- _Work to be completed_
Sift the listing for lines that hold the string "value" and pull them out.

- _Exercise materials_

■ ■ ■ ■ ■ ■ ■

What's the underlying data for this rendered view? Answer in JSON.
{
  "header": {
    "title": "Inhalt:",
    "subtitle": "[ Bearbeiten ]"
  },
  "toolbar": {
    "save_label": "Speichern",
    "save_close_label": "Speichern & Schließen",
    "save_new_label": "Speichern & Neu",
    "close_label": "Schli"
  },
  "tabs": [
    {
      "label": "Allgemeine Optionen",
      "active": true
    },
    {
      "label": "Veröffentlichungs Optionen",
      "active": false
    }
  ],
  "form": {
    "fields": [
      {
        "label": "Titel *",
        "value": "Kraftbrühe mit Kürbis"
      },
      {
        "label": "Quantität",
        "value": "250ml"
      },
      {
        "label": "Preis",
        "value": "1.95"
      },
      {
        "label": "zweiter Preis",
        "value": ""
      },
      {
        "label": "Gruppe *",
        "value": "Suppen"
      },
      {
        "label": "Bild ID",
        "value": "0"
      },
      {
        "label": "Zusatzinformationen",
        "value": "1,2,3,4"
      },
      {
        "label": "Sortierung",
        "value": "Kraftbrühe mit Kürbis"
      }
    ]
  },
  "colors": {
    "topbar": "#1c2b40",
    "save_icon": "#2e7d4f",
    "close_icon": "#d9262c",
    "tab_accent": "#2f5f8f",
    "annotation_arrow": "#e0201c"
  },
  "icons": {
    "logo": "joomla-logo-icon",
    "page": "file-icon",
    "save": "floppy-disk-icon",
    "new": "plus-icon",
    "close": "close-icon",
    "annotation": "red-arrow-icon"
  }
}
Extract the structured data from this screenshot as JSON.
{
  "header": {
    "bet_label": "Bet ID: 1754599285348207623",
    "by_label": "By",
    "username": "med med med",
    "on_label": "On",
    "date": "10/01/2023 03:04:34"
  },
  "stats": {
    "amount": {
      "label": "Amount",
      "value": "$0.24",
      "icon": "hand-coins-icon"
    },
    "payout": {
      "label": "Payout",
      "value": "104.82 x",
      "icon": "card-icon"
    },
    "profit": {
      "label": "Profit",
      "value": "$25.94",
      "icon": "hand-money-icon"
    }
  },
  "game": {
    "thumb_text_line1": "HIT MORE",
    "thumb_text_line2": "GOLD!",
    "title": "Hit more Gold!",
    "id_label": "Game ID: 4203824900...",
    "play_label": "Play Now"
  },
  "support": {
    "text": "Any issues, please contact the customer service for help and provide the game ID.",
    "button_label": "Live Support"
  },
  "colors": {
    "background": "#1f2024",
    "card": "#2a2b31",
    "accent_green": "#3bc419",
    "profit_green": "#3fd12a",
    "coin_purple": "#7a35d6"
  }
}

■ ■ ■ ■ ■ ■ ■

- _Solved exercise_
        "value": "Kraftbrühe mit Kürbis"
        "value": "250ml"
        "value": "1.95"
        "value": ""
        "value": "Suppen"
        "value": "0"
        "value": "1,2,3,4"
        "value": "Kraftbrühe mit Kürbis"
      "value": "$0.24",
      "value": "104.82 x",
      "value": "$25.94",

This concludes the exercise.